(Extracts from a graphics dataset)
☆ ☆ ☆ ☆ ☆

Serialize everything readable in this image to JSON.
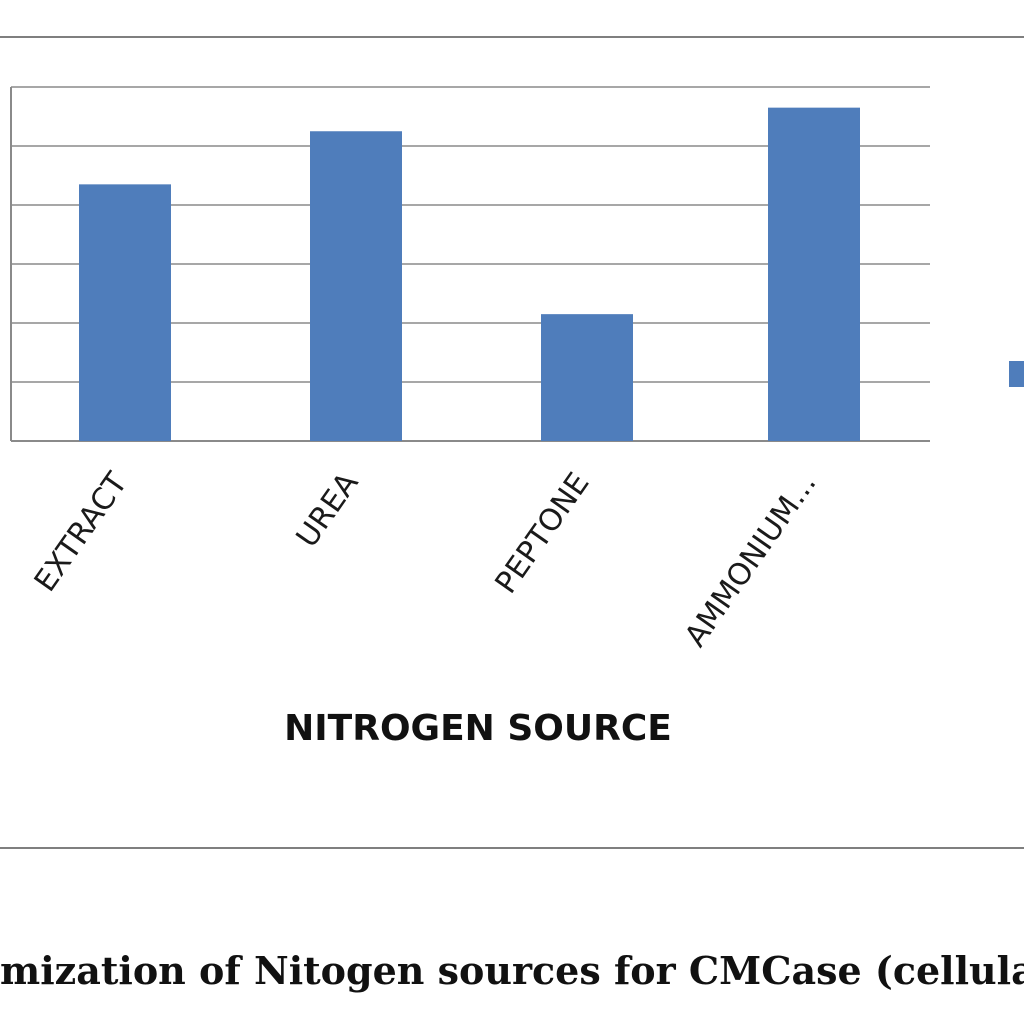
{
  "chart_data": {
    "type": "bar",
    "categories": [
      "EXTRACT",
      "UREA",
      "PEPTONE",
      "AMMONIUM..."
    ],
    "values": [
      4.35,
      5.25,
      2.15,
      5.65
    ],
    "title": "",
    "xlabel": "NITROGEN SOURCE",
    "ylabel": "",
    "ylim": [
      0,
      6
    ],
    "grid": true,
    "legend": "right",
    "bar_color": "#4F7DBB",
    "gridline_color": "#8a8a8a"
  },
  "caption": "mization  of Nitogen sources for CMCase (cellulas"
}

☆ ☆ ☆ ☆ ☆

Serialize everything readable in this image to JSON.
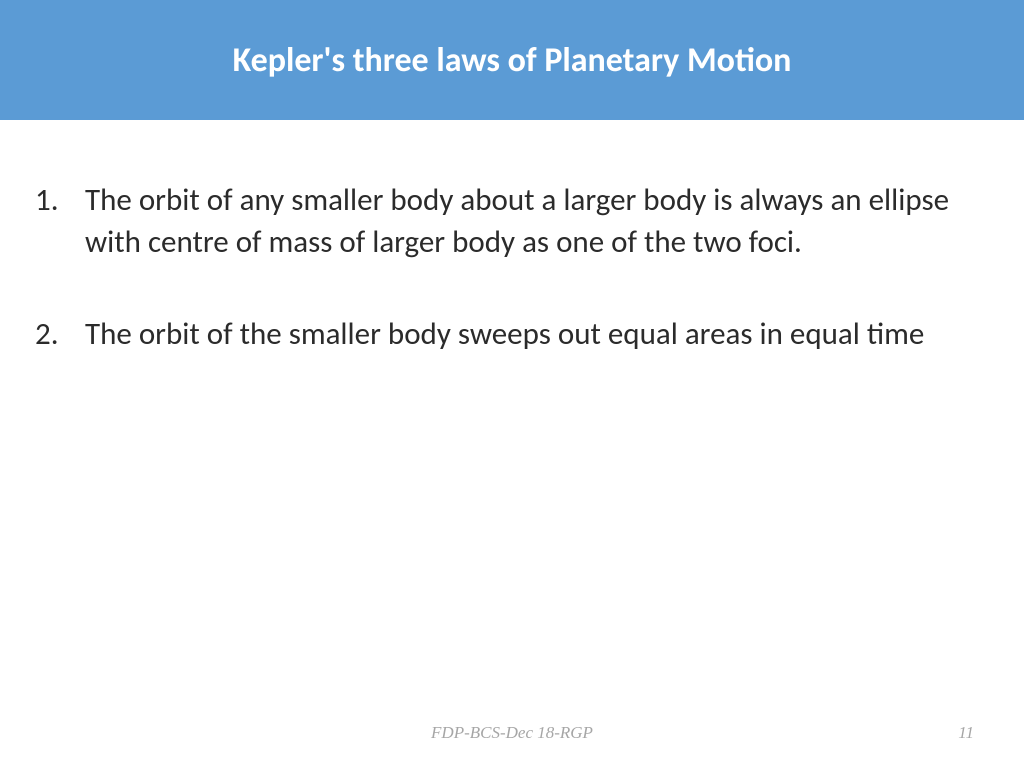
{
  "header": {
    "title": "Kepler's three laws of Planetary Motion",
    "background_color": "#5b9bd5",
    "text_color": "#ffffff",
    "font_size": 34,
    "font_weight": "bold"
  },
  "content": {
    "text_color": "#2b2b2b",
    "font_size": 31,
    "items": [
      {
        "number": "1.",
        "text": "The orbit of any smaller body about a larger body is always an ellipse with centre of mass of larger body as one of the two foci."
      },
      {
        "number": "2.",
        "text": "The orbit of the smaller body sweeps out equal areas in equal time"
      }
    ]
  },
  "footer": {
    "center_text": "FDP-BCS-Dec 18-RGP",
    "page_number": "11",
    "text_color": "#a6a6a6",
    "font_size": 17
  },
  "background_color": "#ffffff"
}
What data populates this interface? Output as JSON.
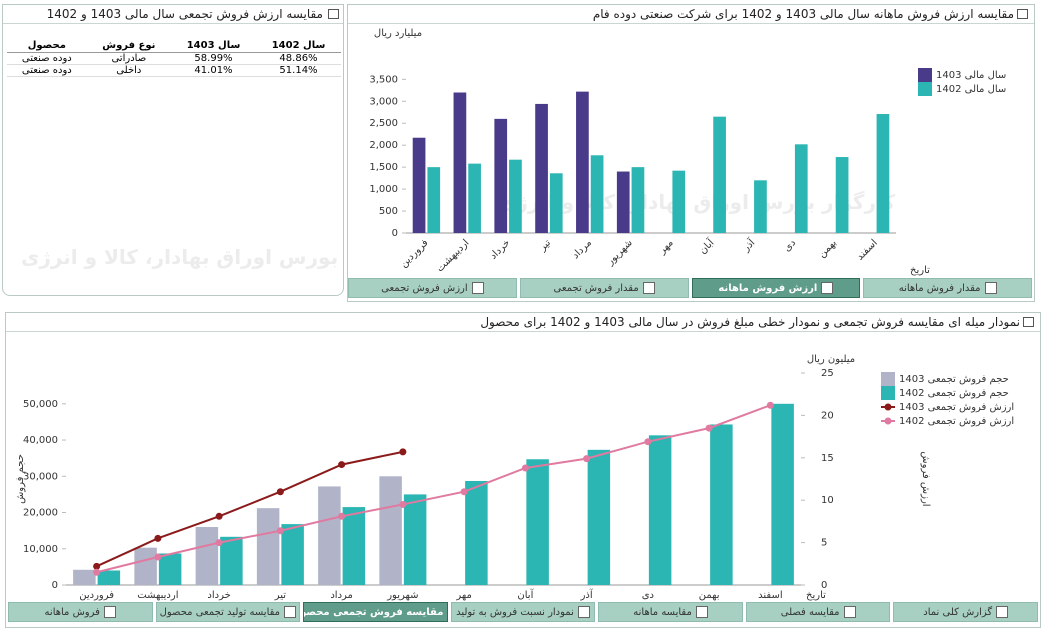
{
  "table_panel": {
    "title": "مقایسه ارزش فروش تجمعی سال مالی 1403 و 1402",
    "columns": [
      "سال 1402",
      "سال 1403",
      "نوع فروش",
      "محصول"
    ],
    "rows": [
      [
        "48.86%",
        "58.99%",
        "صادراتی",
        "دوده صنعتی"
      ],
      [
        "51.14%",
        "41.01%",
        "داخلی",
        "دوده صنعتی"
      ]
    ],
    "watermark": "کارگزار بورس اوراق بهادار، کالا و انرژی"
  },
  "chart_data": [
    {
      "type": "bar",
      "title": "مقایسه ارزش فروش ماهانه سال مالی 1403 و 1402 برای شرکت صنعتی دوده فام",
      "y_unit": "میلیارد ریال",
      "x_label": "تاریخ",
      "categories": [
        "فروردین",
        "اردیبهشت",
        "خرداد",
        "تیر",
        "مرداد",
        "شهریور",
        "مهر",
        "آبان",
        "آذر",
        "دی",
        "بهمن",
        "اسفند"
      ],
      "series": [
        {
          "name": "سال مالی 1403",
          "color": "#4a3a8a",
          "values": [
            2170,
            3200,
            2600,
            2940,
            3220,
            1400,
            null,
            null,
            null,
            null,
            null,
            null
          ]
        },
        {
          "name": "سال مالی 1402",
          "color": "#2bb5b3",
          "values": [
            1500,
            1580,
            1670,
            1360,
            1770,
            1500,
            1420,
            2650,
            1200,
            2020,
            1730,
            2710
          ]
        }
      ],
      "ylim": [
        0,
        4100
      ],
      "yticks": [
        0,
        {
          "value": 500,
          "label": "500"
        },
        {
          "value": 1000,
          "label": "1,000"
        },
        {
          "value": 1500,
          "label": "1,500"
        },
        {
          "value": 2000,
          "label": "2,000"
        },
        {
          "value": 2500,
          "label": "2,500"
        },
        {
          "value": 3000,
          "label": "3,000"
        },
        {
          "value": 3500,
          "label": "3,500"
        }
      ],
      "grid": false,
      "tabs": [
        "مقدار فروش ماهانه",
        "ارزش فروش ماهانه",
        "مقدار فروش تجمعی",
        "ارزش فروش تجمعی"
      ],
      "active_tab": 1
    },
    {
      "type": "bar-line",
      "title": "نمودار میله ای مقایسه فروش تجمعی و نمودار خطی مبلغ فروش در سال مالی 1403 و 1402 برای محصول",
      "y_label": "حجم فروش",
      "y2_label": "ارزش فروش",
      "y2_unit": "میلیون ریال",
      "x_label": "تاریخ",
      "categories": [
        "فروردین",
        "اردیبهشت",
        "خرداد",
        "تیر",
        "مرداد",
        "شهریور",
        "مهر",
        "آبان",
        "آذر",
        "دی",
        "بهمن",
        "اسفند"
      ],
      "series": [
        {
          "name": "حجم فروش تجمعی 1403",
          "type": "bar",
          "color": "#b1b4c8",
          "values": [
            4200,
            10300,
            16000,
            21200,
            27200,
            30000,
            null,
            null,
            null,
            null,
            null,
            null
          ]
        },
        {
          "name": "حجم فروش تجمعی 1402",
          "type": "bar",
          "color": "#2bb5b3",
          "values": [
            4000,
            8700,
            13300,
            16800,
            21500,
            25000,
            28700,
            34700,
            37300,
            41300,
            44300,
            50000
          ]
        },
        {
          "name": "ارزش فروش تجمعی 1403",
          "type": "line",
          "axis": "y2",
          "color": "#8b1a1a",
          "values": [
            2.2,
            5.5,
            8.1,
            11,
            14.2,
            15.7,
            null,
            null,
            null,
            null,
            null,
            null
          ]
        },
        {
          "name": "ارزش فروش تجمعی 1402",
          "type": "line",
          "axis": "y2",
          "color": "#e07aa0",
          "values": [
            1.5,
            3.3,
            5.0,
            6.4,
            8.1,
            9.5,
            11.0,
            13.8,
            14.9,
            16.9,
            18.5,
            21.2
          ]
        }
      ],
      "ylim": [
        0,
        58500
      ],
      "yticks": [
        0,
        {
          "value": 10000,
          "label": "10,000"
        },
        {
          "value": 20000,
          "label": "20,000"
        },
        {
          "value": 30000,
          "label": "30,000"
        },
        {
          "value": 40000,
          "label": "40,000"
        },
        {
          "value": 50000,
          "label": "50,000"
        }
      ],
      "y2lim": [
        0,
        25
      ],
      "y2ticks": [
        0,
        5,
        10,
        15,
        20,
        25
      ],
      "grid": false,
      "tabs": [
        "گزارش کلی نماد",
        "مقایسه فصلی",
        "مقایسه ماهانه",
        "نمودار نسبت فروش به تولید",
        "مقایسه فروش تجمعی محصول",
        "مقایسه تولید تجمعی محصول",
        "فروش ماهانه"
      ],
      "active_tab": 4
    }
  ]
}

☆ ☆ ☆ ☆ ☆

▶ [Given exercise]
Go through the listing above and list every line that has the word "تجمعی".

▶ [Answer to the task]
    "title": "مقایسه ارزش فروش تجمعی سال مالی 1403 و 1402",
        "مقدار فروش تجمعی",
        "ارزش فروش تجمعی"
      "title": "نمودار میله ای مقایسه فروش تجمعی و نمودار خطی مبلغ فروش در سال مالی 1403 و 1402 برای محصول",
          "name": "حجم فروش تجمعی 1403",
          "name": "حجم فروش تجمعی 1402",
          "name": "ارزش فروش تجمعی 1403",
          "name": "ارزش فروش تجمعی 1402",
        "مقایسه فروش تجمعی محصول",
        "مقایسه تولید تجمعی محصول",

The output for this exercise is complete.